**SET PROBLEM:**
Search the material for the word "yazılım" and report each line where it turns up.

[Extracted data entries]
--- BEGIN ---

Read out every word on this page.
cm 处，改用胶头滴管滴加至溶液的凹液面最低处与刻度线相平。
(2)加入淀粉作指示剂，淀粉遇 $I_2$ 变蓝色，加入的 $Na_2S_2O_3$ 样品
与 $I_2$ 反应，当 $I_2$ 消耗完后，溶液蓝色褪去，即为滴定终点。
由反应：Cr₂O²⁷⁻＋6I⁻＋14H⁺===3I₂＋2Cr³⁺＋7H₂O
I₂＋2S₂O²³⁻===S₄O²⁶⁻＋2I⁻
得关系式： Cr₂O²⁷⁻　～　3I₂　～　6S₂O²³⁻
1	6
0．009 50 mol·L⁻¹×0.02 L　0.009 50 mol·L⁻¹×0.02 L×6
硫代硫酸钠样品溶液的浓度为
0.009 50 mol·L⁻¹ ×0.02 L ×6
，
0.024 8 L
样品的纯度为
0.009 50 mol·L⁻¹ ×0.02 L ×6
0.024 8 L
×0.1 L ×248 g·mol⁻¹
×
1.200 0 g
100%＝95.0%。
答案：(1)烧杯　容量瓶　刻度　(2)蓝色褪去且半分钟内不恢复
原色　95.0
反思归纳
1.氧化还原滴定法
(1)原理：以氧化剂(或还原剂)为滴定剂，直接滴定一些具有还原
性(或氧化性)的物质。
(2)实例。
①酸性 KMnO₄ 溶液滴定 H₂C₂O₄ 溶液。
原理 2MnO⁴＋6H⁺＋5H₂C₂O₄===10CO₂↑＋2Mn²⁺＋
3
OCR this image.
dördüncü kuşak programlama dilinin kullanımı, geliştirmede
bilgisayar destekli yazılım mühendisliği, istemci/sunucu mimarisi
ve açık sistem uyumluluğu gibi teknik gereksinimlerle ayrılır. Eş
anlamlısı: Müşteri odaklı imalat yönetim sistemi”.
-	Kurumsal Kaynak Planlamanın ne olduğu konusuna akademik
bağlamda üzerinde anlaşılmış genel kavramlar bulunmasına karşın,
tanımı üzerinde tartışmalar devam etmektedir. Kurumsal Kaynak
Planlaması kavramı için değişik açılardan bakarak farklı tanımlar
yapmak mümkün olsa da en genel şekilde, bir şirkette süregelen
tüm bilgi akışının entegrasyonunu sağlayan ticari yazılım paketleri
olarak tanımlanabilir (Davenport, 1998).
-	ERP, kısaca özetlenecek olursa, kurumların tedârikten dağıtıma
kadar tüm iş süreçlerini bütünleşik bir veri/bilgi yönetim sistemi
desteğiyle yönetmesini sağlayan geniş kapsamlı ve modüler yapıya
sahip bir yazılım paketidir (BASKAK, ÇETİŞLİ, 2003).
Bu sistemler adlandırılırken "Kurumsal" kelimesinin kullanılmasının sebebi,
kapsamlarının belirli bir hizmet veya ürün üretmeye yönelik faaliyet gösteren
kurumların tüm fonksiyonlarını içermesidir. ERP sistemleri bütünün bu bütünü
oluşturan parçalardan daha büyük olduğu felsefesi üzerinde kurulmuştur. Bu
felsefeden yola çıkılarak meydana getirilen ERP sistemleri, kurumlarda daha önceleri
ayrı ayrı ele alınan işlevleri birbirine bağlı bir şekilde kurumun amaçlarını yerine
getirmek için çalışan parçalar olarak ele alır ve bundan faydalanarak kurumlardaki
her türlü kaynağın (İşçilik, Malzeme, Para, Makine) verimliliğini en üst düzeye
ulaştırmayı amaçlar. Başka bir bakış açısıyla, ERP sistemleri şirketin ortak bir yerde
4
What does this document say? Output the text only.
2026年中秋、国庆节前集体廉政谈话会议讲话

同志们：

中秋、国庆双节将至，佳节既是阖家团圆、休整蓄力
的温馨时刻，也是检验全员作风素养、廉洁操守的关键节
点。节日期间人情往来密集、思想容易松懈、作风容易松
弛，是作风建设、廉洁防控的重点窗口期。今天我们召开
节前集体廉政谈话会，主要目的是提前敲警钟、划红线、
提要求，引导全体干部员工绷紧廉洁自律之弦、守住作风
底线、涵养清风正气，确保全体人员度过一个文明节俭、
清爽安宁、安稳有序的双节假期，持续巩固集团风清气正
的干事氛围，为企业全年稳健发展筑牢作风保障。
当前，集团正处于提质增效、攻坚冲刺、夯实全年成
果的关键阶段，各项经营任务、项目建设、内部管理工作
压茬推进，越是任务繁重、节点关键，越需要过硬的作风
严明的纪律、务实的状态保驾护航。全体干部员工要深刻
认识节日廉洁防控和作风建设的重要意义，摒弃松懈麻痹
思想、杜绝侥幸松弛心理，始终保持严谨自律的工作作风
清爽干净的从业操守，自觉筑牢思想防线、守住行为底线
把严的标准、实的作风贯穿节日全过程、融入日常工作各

--- END ---

**COMPLETE OUTPUT:**
bilgisayar destekli yazılım mühendisliği, istemci/sunucu mimarisi
tüm bilgi akışının entegrasyonunu sağlayan ticari yazılım paketleri
sahip bir yazılım paketidir (BASKAK, ÇETİŞLİ, 2003).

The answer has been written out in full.